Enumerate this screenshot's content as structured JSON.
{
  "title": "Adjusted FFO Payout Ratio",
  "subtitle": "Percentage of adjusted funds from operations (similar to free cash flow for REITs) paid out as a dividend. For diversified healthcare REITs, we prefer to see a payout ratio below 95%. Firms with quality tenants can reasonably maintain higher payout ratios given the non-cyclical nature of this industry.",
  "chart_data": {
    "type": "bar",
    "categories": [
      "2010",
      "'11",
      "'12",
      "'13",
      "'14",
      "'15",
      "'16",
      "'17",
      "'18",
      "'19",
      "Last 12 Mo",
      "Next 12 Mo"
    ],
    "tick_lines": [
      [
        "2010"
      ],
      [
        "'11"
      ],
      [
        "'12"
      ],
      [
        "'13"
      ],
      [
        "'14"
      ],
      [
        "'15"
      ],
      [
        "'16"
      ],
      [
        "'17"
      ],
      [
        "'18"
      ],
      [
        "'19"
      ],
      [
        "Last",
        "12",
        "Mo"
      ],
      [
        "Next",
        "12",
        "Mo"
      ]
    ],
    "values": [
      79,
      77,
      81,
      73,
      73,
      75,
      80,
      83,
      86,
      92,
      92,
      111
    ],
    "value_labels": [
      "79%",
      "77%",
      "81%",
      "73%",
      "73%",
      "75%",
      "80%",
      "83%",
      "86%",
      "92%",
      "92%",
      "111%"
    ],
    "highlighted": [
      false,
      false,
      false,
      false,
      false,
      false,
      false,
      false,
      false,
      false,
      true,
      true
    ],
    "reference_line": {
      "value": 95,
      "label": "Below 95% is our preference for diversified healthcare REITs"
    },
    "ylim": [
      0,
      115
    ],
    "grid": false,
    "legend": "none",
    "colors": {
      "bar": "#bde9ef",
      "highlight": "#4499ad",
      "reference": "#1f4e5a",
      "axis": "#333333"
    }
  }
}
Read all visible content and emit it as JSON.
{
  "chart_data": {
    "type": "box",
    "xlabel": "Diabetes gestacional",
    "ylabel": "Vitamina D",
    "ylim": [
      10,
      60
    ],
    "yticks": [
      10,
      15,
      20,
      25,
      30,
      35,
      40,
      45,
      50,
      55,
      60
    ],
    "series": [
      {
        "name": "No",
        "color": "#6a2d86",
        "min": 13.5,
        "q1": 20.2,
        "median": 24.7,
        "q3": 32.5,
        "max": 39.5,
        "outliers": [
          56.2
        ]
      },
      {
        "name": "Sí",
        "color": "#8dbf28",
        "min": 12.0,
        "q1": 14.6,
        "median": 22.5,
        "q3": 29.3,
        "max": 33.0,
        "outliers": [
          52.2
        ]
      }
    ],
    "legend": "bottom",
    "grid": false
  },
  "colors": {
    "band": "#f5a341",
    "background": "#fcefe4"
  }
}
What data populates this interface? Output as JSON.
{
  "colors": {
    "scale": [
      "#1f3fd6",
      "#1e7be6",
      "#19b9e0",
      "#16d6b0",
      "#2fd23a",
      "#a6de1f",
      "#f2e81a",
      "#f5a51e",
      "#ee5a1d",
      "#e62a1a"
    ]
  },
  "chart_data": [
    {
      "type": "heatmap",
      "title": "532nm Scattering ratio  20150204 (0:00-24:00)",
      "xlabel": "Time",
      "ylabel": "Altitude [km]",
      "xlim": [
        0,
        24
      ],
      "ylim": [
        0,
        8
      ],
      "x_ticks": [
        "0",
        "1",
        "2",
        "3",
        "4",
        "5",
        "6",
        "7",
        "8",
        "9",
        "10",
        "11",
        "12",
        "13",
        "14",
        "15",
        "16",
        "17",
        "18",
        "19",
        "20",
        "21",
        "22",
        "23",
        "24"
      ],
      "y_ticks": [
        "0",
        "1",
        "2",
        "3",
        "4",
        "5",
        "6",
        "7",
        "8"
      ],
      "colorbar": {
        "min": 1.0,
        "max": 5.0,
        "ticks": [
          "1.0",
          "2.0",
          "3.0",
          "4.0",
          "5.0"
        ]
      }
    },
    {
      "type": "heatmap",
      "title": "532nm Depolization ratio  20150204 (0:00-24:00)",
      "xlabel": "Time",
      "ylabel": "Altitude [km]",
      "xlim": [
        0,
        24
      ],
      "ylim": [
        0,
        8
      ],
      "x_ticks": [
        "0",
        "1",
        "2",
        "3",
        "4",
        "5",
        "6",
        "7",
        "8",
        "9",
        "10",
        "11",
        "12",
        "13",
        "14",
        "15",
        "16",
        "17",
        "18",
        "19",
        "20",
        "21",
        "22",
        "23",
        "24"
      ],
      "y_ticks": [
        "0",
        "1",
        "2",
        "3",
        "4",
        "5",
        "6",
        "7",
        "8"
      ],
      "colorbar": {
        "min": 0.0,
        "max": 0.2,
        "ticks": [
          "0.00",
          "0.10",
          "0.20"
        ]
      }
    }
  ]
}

★ ★ ★ ★

# [STATED EXERCISE]
Write out all the entries exactly.

# [ANSWER FOR THE TASK]
Enumerate this screenshot's content as structured JSON.
{
  "title": "Adjusted FFO Payout Ratio",
  "subtitle": "Percentage of adjusted funds from operations (similar to free cash flow for REITs) paid out as a dividend. For diversified healthcare REITs, we prefer to see a payout ratio below 95%. Firms with quality tenants can reasonably maintain higher payout ratios given the non-cyclical nature of this industry.",
  "chart_data": {
    "type": "bar",
    "categories": [
      "2010",
      "'11",
      "'12",
      "'13",
      "'14",
      "'15",
      "'16",
      "'17",
      "'18",
      "'19",
      "Last 12 Mo",
      "Next 12 Mo"
    ],
    "tick_lines": [
      [
        "2010"
      ],
      [
        "'11"
      ],
      [
        "'12"
      ],
      [
        "'13"
      ],
      [
        "'14"
      ],
      [
        "'15"
      ],
      [
        "'16"
      ],
      [
        "'17"
      ],
      [
        "'18"
      ],
      [
        "'19"
      ],
      [
        "Last",
        "12",
        "Mo"
      ],
      [
        "Next",
        "12",
        "Mo"
      ]
    ],
    "values": [
      79,
      77,
      81,
      73,
      73,
      75,
      80,
      83,
      86,
      92,
      92,
      111
    ],
    "value_labels": [
      "79%",
      "77%",
      "81%",
      "73%",
      "73%",
      "75%",
      "80%",
      "83%",
      "86%",
      "92%",
      "92%",
      "111%"
    ],
    "highlighted": [
      false,
      false,
      false,
      false,
      false,
      false,
      false,
      false,
      false,
      false,
      true,
      true
    ],
    "reference_line": {
      "value": 95,
      "label": "Below 95% is our preference for diversified healthcare REITs"
    },
    "ylim": [
      0,
      115
    ],
    "grid": false,
    "legend": "none",
    "colors": {
      "bar": "#bde9ef",
      "highlight": "#4499ad",
      "reference": "#1f4e5a",
      "axis": "#333333"
    }
  }
}
Read all visible content and emit it as JSON.
{
  "chart_data": {
    "type": "box",
    "xlabel": "Diabetes gestacional",
    "ylabel": "Vitamina D",
    "ylim": [
      10,
      60
    ],
    "yticks": [
      10,
      15,
      20,
      25,
      30,
      35,
      40,
      45,
      50,
      55,
      60
    ],
    "series": [
      {
        "name": "No",
        "color": "#6a2d86",
        "min": 13.5,
        "q1": 20.2,
        "median": 24.7,
        "q3": 32.5,
        "max": 39.5,
        "outliers": [
          56.2
        ]
      },
      {
        "name": "Sí",
        "color": "#8dbf28",
        "min": 12.0,
        "q1": 14.6,
        "median": 22.5,
        "q3": 29.3,
        "max": 33.0,
        "outliers": [
          52.2
        ]
      }
    ],
    "legend": "bottom",
    "grid": false
  },
  "colors": {
    "band": "#f5a341",
    "background": "#fcefe4"
  }
}
What data populates this interface? Output as JSON.
{
  "colors": {
    "scale": [
      "#1f3fd6",
      "#1e7be6",
      "#19b9e0",
      "#16d6b0",
      "#2fd23a",
      "#a6de1f",
      "#f2e81a",
      "#f5a51e",
      "#ee5a1d",
      "#e62a1a"
    ]
  },
  "chart_data": [
    {
      "type": "heatmap",
      "title": "532nm Scattering ratio  20150204 (0:00-24:00)",
      "xlabel": "Time",
      "ylabel": "Altitude [km]",
      "xlim": [
        0,
        24
      ],
      "ylim": [
        0,
        8
      ],
      "x_ticks": [
        "0",
        "1",
        "2",
        "3",
        "4",
        "5",
        "6",
        "7",
        "8",
        "9",
        "10",
        "11",
        "12",
        "13",
        "14",
        "15",
        "16",
        "17",
        "18",
        "19",
        "20",
        "21",
        "22",
        "23",
        "24"
      ],
      "y_ticks": [
        "0",
        "1",
        "2",
        "3",
        "4",
        "5",
        "6",
        "7",
        "8"
      ],
      "colorbar": {
        "min": 1.0,
        "max": 5.0,
        "ticks": [
          "1.0",
          "2.0",
          "3.0",
          "4.0",
          "5.0"
        ]
      }
    },
    {
      "type": "heatmap",
      "title": "532nm Depolization ratio  20150204 (0:00-24:00)",
      "xlabel": "Time",
      "ylabel": "Altitude [km]",
      "xlim": [
        0,
        24
      ],
      "ylim": [
        0,
        8
      ],
      "x_ticks": [
        "0",
        "1",
        "2",
        "3",
        "4",
        "5",
        "6",
        "7",
        "8",
        "9",
        "10",
        "11",
        "12",
        "13",
        "14",
        "15",
        "16",
        "17",
        "18",
        "19",
        "20",
        "21",
        "22",
        "23",
        "24"
      ],
      "y_ticks": [
        "0",
        "1",
        "2",
        "3",
        "4",
        "5",
        "6",
        "7",
        "8"
      ],
      "colorbar": {
        "min": 0.0,
        "max": 0.2,
        "ticks": [
          "0.00",
          "0.10",
          "0.20"
        ]
      }
    }
  ]
}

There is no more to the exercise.